» **LISTING**
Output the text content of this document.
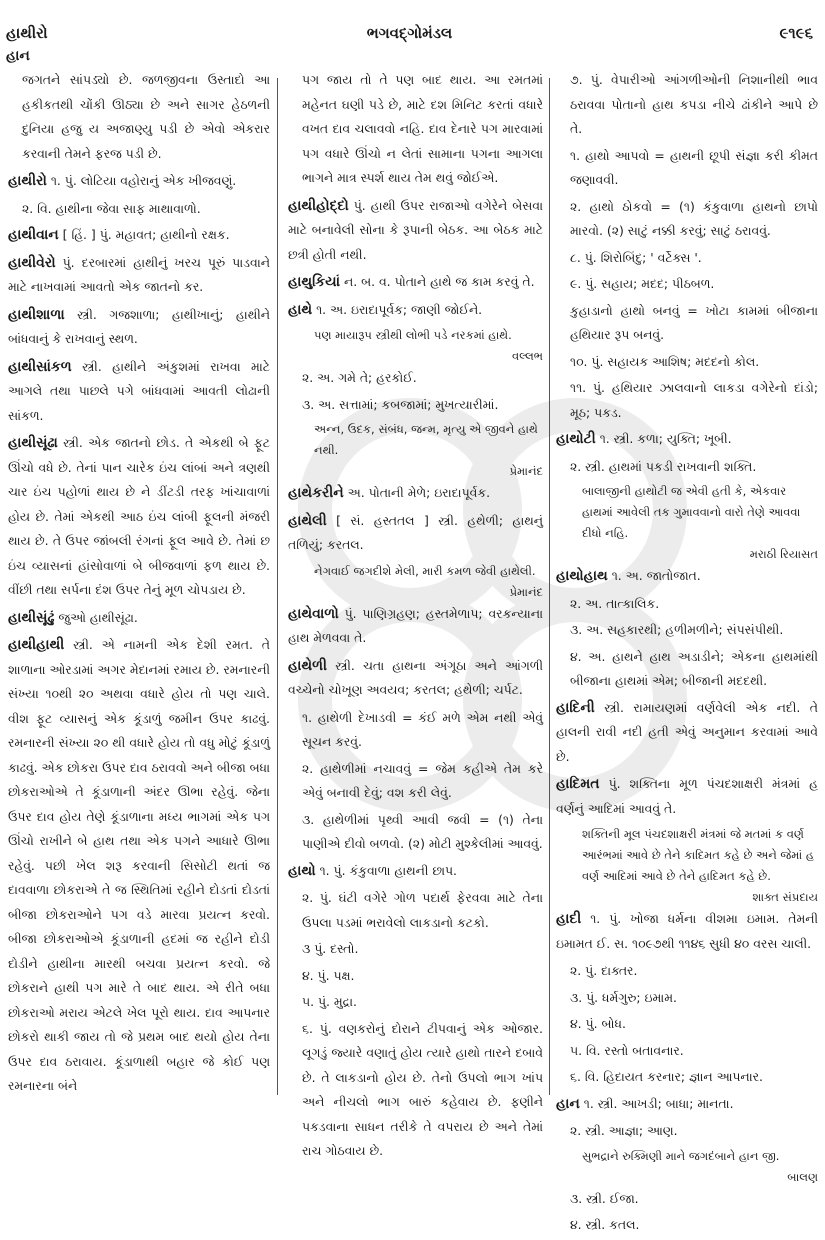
હાથીરો	ભગવદ્ગોમંડલ	૯૧૯૬
હાન
જગતને સાંપડ્યો છે. જળજીવના ઉસ્તાદો આ હકીકતથી ચોંકી ઊઠ્યા છે અને સાગર હેઠળની દુનિયા હજુ ય અજાણ્યુ પડી છે એવો એકરાર કરવાની તેમને ફરજ પડી છે.
હાથીરો ૧. પું. લોટિયા વહોરાનું એક ખીજવણું.
૨. વિ. હાથીના જેવા સાફ માથાવાળો.
હાથીવાન [ હિં. ] પું. મહાવત; હાથીનો રક્ષક.
હાથીવેરો પું. દરબારમાં હાથીનું ખરચ પૂરું પાડવાને માટે નાખવામાં આવતો એક જાતનો કર.
હાથીશાળા સ્ત્રી. ગજશાળા; હાથીખાનું; હાથીને બાંધવાનું કે રાખવાનું સ્થળ.
હાથીસાંકળ સ્ત્રી. હાથીને અંકુશમાં રાખવા માટે આગલે તથા પાછલે પગે બાંધવામાં આવતી લોઢાની સાંકળ.
હાથીસૂંઢા સ્ત્રી. એક જાતનો છોડ. તે એકથી બે ફૂટ ઊંચો વધે છે. તેનાં પાન ચારેક ઇંચ લાંબાં અને ત્રણથી ચાર ઇંચ પહોળાં થાય છે ને ડીંટડી તરફ ખાંચાવાળાં હોય છે. તેમાં એકથી આઠ ઇંચ લાંબી ફૂલની મંજરી થાય છે. તે ઉપર જાંબલી રંગનાં ફૂલ આવે છે. તેમાં છ ઇંચ વ્યાસનાં હાંસોવાળાં બે બીજવાળાં ફળ થાય છે. વીંછી તથા સર્પના દંશ ઉપર તેનું મૂળ ચોપડાય છે.
હાથીસૂંઢું જુઓ હાથીસૂંઢા.
હાથીહાથી સ્ત્રી. એ નામની એક દેશી રમત. તે શાળાના ઓરડામાં અગર મેદાનમાં રમાય છે. રમનારની સંખ્યા ૧૦થી ૨૦ અથવા વધારે હોય તો પણ ચાલે. વીશ ફૂટ વ્યાસનું એક કૂંડાળું જમીન ઉપર કાઢવું. રમનારની સંખ્યા ૨૦ થી વધારે હોય તો વધુ મોટું કૂંડાળું કાઢવું. એક છોકરા ઉપર દાવ ઠરાવવો અને બીજા બધા છોકરાઓએ તે કૂંડાળાની અંદર ઊભા રહેવું. જેના ઉપર દાવ હોય તેણે કૂંડાળાના મધ્ય ભાગમાં એક પગ ઊંચો રાખીને બે હાથ તથા એક પગને આધારે ઊભા રહેવું. પછી ખેલ શરૂ કરવાની સિસોટી થતાં જ દાવવાળા છોકરાએ તે જ સ્થિતિમાં રહીને દોડતાં દોડતાં બીજા છોકરાઓને પગ વડે મારવા પ્રયત્ન કરવો. બીજા છોકરાઓએ કૂંડાળાની હદમાં જ રહીને દોડી દોડીને હાથીના મારથી બચવા પ્રયત્ન કરવો. જે છોકરાને હાથી પગ મારે તે બાદ થાય. એ રીતે બધા છોકરાઓ મરાય એટલે ખેલ પૂરો થાય. દાવ આપનાર છોકરો થાકી જાય તો જે પ્રથમ બાદ થયો હોય તેના ઉપર દાવ ઠરાવાય. કૂંડાળાથી બહાર જે કોઈ પણ રમનારના બંને
પગ જાય તો તે પણ બાદ થાય. આ રમતમાં મહેનત ઘણી પડે છે, માટે દશ મિનિટ કરતાં વધારે વખત દાવ ચલાવવો નહિ. દાવ દેનારે પગ મારવામાં પગ વધારે ઊંચો ન લેતાં સામાના પગના આગલા ભાગને માત્ર સ્પર્શ થાય તેમ થવું જોઈએ.
હાથીહોદ્દો પું. હાથી ઉપર રાજાઓ વગેરેને બેસવા માટે બનાવેલી સોના કે રૂપાની બેઠક. આ બેઠક માટે છત્રી હોતી નથી.
હાથુકિયાં ન. બ. વ. પોતાને હાથે જ કામ કરવું તે.
હાથે ૧. અ. ઇરાદાપૂર્વક; જાણી જોઈને.
પણ માયારૂપ સ્ત્રીથી લોભી પડે નરકમાં હાથે.
વલ્લભ
૨. અ. ગમે તે; હરકોઈ.
૩. અ. સત્તામાં; કબજામાં; મુખત્યારીમાં.
અન્ન, ઉદક, સંબંધ, જન્મ, મૃત્યુ એ જીવને હાથે નથી.
પ્રેમાનંદ
હાથેકરીને અ. પોતાની મેળે; ઇરાદાપૂર્વક.
હાથેલી [ સં. હસ્તતલ ] સ્ત્રી. હથેળી; હાથનું તળિયું; કરતલ.
નેગવાઈ જગદીશે મેલી, મારી કમળ જેવી હાથેલી.
પ્રેમાનંદ
હાથેવાળો પું. પાણિગ્રહણ; હસ્તમેળાપ; વરકન્યાના હાથ મેળવવા તે.
હાથેળી સ્ત્રી. ચતા હાથના અંગૂઠા અને આંગળી વચ્ચેનો ચોખૂણ અવયવ; કરતલ; હથેળી; ચર્પટ.
૧. હાથેળી દેખાડવી = કંઈ મળે એમ નથી એવું સૂચન કરવું.
૨. હાથેળીમાં નચાવવું = જેમ કહીએ તેમ કરે એવું બનાવી દેવું; વશ કરી લેવું.
૩. હાથેળીમાં પૃથ્વી આવી જવી = (૧) તેના પાણીએ દીવો બળવો. (૨) મોટી મુશ્કેલીમાં આવવું.
હાથો ૧. પું. કંકુવાળા હાથની છાપ.
૨. પું. ઘંટી વગેરે ગોળ પદાર્થ ફેરવવા માટે તેના ઉપલા પડમાં ભરાવેલો લાકડાનો કટકો.
૩ પું. દસ્તો.
૪. પું. પક્ષ.
૫. પું. મુદ્રા.
૬. પું. વણકરોનું દોરાને ટીપવાનું એક ઓજાર. લૂગડું જ્યારે વણાતું હોય ત્યારે હાથો તારને દબાવે છે. તે લાકડાનો હોય છે. તેનો ઉપલો ભાગ ખાંપ અને નીચલો ભાગ બારું કહેવાય છે. ફણીને પકડવાના સાધન તરીકે તે વપરાય છે અને તેમાં રાચ ગોઠવાય છે.
૭. પું. વેપારીઓ આંગળીઓની નિશાનીથી ભાવ ઠરાવવા પોતાનો હાથ કપડા નીચે ઢાંકીને આપે છે તે.
૧. હાથો આપવો = હાથની છૂપી સંજ્ઞા કરી કીમત જણાવવી.
૨. હાથો ઠોકવો = (૧) કંકુવાળા હાથનો છાપો મારવો. (૨) સાટું નક્કી કરવું; સાટું ઠરાવવું.
૮. પું. શિરોબિંદુ; ' વર્ટેક્સ '.
૯. પું. સહાય; મદદ; પીઠબળ.
કુહાડાનો હાથો બનવું = ખોટા કામમાં બીજાના હથિયાર રૂપ બનવું.
૧૦. પું. સહાયક આશિષ; મદદનો કોલ.
૧૧. પું. હથિયાર ઝાલવાનો લાકડા વગેરેનો દાંડો; મૂઠ; પકડ.
હાથોટી ૧. સ્ત્રી. કળા; યુક્તિ; ખૂબી.
૨. સ્ત્રી. હાથમાં પકડી રાખવાની શક્તિ.
બાલાજીની હાથોટી જ એવી હતી કે, એકવાર હાથમાં આવેલી તક ગુમાવવાનો વારો તેણે આવવા દીધો નહિ.
મરાઠી રિયાસત
હાથોહાથ ૧. અ. જાતોજાત.
૨. અ. તાત્કાલિક.
૩. અ. સહકારથી; હળીમળીને; સંપસંપીથી.
૪. અ. હાથને હાથ અડાડીને; એકના હાથમાંથી બીજાના હાથમાં એમ; બીજાની મદદથી.
હાદિની સ્ત્રી. રામાયણમાં વર્ણવેલી એક નદી. તે હાલની રાવી નદી હતી એવું અનુમાન કરવામાં આવે છે.
હાદિમત પું. શક્તિના મૂળ પંચદશાક્ષરી મંત્રમાં હ વર્ણનું આદિમાં આવવું તે.
શક્તિની મૂલ પંચદશાક્ષરી મંત્રમાં જે મતમાં ક વર્ણ આરંભમાં આવે છે તેને કાદિમત કહે છે અને જેમાં હ વર્ણ આદિમાં આવે છે તેને હાદિમત કહે છે.
શાક્ત સંપ્રદાય
હાદી ૧. પું. ખોજા ધર્મના વીશમા ઇમામ. તેમની ઇમામત ઈ. સ. ૧૦૯૭થી ૧૧૪૬ સુધી ૪૦ વરસ ચાલી.
૨. પું. દાક્તર.
૩. પું. ધર્મગુરુ; ઇમામ.
૪. પું. બોધ.
૫. વિ. રસ્તો બતાવનાર.
૬. વિ. હિદાયત કરનાર; જ્ઞાન આપનાર.
હાન ૧. સ્ત્રી. આખડી; બાધા; માનતા.
૨. સ્ત્રી. આજ્ઞા; આણ.
સુભદ્રાને રુક્મિણી માને જગદંબાને હાન જી.
બાલણ
૩. સ્ત્રી. ઈજા.
૪. સ્ત્રી. કતલ.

» **WHAT TO DO**
Track down every line holding the string "કરતલ" and copy it.

» **TASK OUTPUT**
હાથેલી [ સં. હસ્તતલ ] સ્ત્રી. હથેળી; હાથનું તળિયું; કરતલ.
હાથેળી સ્ત્રી. ચતા હાથના અંગૂઠા અને આંગળી વચ્ચેનો ચોખૂણ અવયવ; કરતલ; હથેળી; ચર્પટ.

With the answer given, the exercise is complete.